- **Requirements**
Using the entries that follow, count the lines containing the word "presentes" and give that number by itself.

- **Source records**
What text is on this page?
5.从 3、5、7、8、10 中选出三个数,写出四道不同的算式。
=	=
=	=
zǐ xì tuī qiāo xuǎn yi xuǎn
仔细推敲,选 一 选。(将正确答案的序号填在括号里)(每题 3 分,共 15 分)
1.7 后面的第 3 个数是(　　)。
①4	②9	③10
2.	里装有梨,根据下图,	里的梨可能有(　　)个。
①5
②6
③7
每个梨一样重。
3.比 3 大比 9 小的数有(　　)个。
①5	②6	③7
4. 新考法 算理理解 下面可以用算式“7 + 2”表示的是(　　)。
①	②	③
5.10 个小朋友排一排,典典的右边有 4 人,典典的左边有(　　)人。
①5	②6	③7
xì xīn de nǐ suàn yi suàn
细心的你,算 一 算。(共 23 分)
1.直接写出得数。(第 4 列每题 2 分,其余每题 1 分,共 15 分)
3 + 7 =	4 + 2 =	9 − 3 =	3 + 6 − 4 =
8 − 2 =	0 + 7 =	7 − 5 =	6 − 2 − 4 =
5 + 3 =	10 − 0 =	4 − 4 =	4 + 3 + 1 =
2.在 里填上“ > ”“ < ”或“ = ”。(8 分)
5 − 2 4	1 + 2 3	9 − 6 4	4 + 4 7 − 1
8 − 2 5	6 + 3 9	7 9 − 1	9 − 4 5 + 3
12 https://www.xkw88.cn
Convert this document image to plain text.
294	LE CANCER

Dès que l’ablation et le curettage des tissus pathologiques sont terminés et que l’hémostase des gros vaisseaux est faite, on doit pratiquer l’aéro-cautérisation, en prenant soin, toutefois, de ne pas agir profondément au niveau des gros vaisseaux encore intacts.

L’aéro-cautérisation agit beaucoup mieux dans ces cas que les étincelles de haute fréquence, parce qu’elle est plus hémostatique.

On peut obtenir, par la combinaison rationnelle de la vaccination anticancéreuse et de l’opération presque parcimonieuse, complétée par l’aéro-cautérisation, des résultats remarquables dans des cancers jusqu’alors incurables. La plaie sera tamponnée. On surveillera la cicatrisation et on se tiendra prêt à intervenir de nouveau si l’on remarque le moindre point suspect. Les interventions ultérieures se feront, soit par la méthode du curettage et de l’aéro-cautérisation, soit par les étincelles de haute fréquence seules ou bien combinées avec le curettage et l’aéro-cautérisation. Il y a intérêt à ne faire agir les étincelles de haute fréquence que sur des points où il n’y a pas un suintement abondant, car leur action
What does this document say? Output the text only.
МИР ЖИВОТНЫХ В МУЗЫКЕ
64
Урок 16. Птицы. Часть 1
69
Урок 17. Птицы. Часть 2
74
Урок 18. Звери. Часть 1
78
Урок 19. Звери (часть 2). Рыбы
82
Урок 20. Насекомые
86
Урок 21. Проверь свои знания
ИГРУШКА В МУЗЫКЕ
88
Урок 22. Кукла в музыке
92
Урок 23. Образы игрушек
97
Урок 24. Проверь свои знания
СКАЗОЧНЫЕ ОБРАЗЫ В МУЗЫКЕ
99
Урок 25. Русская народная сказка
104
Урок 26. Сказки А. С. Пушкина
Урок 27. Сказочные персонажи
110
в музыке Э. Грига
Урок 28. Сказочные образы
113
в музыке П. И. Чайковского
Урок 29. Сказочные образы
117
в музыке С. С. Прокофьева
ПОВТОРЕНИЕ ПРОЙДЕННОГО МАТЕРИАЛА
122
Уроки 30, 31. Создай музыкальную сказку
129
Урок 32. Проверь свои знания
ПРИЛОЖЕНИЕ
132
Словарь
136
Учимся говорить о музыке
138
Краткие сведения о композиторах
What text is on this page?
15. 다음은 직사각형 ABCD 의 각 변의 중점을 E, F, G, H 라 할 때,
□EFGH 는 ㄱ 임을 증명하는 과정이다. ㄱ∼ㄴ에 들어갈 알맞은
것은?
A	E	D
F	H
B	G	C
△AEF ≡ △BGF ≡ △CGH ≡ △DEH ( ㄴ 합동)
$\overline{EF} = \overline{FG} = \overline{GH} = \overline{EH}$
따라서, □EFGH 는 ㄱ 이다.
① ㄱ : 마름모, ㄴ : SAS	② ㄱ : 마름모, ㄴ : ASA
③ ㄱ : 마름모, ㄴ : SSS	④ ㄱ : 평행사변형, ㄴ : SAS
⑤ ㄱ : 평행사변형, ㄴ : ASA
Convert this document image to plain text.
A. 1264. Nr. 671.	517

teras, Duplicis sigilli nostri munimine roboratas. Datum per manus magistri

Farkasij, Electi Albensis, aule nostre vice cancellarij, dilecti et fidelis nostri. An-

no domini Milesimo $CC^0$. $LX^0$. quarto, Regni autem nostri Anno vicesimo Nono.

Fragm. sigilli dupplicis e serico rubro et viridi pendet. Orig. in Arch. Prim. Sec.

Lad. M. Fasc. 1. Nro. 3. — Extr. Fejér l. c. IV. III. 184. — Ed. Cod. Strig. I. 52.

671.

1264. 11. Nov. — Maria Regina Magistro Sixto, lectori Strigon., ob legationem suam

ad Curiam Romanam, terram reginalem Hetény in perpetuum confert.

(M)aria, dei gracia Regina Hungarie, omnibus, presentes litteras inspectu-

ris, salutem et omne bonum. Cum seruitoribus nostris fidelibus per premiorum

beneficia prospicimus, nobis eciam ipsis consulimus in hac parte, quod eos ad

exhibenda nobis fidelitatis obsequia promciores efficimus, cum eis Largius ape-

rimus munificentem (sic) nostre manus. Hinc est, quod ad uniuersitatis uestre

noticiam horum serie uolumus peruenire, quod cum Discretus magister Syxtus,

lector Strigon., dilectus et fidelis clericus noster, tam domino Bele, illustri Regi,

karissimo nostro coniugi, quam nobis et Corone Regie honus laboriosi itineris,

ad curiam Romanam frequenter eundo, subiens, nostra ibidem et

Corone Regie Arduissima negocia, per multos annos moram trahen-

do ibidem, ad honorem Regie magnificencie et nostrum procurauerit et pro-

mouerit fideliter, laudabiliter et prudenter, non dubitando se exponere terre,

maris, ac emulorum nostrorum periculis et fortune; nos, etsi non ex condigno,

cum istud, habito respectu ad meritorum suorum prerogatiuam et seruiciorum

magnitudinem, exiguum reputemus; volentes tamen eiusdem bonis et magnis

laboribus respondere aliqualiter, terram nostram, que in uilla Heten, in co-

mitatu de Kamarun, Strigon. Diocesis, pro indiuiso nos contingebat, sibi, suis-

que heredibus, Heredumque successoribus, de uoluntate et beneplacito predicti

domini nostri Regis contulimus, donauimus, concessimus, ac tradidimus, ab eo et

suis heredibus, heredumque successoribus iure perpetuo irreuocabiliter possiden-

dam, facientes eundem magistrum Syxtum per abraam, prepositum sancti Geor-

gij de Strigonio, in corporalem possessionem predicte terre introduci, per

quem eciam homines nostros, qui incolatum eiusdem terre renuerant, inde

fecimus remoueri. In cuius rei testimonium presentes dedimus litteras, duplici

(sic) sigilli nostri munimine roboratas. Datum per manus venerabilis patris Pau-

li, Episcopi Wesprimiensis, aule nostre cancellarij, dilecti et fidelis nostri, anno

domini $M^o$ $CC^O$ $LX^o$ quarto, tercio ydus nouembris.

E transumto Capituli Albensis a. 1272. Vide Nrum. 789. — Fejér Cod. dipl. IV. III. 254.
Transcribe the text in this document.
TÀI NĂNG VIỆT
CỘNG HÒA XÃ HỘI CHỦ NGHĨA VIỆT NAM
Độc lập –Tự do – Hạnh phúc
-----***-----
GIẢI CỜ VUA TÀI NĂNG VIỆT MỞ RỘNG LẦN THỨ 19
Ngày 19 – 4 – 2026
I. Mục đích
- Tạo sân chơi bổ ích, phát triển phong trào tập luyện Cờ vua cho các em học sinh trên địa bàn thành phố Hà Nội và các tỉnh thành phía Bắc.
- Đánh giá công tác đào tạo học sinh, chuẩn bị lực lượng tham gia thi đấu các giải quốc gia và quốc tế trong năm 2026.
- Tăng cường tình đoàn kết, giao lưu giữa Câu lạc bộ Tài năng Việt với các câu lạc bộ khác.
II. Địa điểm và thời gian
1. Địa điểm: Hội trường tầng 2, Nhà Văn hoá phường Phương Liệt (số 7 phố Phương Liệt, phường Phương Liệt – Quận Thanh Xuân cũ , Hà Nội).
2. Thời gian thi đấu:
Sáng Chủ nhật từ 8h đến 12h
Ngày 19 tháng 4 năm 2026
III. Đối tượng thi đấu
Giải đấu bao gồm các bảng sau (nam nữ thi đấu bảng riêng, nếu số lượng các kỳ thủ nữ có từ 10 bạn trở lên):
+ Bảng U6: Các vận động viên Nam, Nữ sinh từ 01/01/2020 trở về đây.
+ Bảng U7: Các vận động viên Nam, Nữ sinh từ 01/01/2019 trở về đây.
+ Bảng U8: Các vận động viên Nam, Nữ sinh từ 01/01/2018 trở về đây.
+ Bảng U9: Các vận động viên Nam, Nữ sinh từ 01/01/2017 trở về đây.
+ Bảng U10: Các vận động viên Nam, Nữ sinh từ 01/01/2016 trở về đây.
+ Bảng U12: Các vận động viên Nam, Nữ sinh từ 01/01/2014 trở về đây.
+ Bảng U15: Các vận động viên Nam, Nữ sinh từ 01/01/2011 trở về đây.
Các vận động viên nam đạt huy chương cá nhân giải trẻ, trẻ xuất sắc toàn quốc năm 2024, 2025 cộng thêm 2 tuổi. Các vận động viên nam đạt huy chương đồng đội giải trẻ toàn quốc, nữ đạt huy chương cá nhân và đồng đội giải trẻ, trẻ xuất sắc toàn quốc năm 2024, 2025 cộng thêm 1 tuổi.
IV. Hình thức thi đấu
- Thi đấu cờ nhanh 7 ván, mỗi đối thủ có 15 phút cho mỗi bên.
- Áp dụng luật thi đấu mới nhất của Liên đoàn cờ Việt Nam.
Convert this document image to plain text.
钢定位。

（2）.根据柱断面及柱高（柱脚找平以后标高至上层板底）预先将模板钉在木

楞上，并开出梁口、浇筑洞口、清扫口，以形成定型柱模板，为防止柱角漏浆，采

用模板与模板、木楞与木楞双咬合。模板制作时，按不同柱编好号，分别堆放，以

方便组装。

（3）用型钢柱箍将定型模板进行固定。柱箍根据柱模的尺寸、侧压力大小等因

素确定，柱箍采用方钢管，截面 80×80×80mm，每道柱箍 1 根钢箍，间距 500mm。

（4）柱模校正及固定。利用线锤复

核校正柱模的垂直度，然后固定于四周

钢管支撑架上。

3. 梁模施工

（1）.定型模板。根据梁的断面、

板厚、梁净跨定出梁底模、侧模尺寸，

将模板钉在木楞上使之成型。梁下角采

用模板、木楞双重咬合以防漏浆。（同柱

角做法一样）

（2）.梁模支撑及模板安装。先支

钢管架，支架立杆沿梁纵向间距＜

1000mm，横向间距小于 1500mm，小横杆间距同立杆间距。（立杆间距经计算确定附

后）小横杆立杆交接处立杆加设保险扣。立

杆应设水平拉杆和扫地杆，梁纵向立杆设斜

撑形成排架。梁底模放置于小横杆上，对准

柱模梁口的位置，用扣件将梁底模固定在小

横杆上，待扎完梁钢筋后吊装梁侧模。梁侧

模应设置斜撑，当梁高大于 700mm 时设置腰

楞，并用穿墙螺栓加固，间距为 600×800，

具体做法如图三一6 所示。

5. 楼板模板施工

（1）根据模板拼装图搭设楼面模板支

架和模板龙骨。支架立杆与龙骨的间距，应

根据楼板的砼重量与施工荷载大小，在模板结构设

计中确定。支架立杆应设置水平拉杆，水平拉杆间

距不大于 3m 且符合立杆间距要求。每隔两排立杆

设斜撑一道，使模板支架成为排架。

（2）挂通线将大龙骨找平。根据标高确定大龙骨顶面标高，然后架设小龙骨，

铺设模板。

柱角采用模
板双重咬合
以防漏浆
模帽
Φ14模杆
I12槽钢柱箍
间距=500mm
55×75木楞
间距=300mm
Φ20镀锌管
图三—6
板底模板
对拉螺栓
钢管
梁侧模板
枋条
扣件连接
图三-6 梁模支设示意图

- **Finished answer**
2